TASK STATEMENT —
Could you copy out the entries word for word, from the very first line through the line containing "warning-box-heavy-objects [356, 113, 605, 214]", including both ends?

Items listed in a dataset:
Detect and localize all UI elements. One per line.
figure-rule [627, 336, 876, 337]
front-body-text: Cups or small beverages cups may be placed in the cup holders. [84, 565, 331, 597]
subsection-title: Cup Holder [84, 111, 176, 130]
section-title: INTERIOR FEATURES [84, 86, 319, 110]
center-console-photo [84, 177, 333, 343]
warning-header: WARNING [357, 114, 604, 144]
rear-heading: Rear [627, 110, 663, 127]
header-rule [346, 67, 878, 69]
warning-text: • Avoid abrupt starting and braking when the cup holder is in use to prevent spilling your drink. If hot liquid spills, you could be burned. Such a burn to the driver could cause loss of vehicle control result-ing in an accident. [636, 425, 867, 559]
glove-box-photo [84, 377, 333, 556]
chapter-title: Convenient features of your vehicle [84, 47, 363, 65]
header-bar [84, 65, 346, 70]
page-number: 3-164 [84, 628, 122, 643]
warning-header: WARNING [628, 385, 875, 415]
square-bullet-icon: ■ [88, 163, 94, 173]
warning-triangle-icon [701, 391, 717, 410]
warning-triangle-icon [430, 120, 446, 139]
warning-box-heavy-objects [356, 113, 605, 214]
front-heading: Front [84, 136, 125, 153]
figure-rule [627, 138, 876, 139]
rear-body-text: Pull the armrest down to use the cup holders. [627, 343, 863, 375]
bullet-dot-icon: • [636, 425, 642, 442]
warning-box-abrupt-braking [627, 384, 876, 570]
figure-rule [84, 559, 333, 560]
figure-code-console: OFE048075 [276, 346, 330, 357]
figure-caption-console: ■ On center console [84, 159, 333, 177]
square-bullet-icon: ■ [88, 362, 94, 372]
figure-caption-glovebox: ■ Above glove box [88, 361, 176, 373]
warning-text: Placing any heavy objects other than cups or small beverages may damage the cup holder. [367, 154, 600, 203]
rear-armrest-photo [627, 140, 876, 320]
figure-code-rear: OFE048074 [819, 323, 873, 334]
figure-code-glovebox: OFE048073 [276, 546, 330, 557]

TASK RESULT —
Detect and localize all UI elements. One per line.
figure-rule [627, 336, 876, 337]
front-body-text: Cups or small beverages cups may be placed in the cup holders. [84, 565, 331, 597]
subsection-title: Cup Holder [84, 111, 176, 130]
section-title: INTERIOR FEATURES [84, 86, 319, 110]
center-console-photo [84, 177, 333, 343]
warning-header: WARNING [357, 114, 604, 144]
rear-heading: Rear [627, 110, 663, 127]
header-rule [346, 67, 878, 69]
warning-text: • Avoid abrupt starting and braking when the cup holder is in use to prevent spilling your drink. If hot liquid spills, you could be burned. Such a burn to the driver could cause loss of vehicle control result-ing in an accident. [636, 425, 867, 559]
glove-box-photo [84, 377, 333, 556]
chapter-title: Convenient features of your vehicle [84, 47, 363, 65]
header-bar [84, 65, 346, 70]
page-number: 3-164 [84, 628, 122, 643]
warning-header: WARNING [628, 385, 875, 415]
square-bullet-icon: ■ [88, 163, 94, 173]
warning-triangle-icon [701, 391, 717, 410]
warning-triangle-icon [430, 120, 446, 139]
warning-box-heavy-objects [356, 113, 605, 214]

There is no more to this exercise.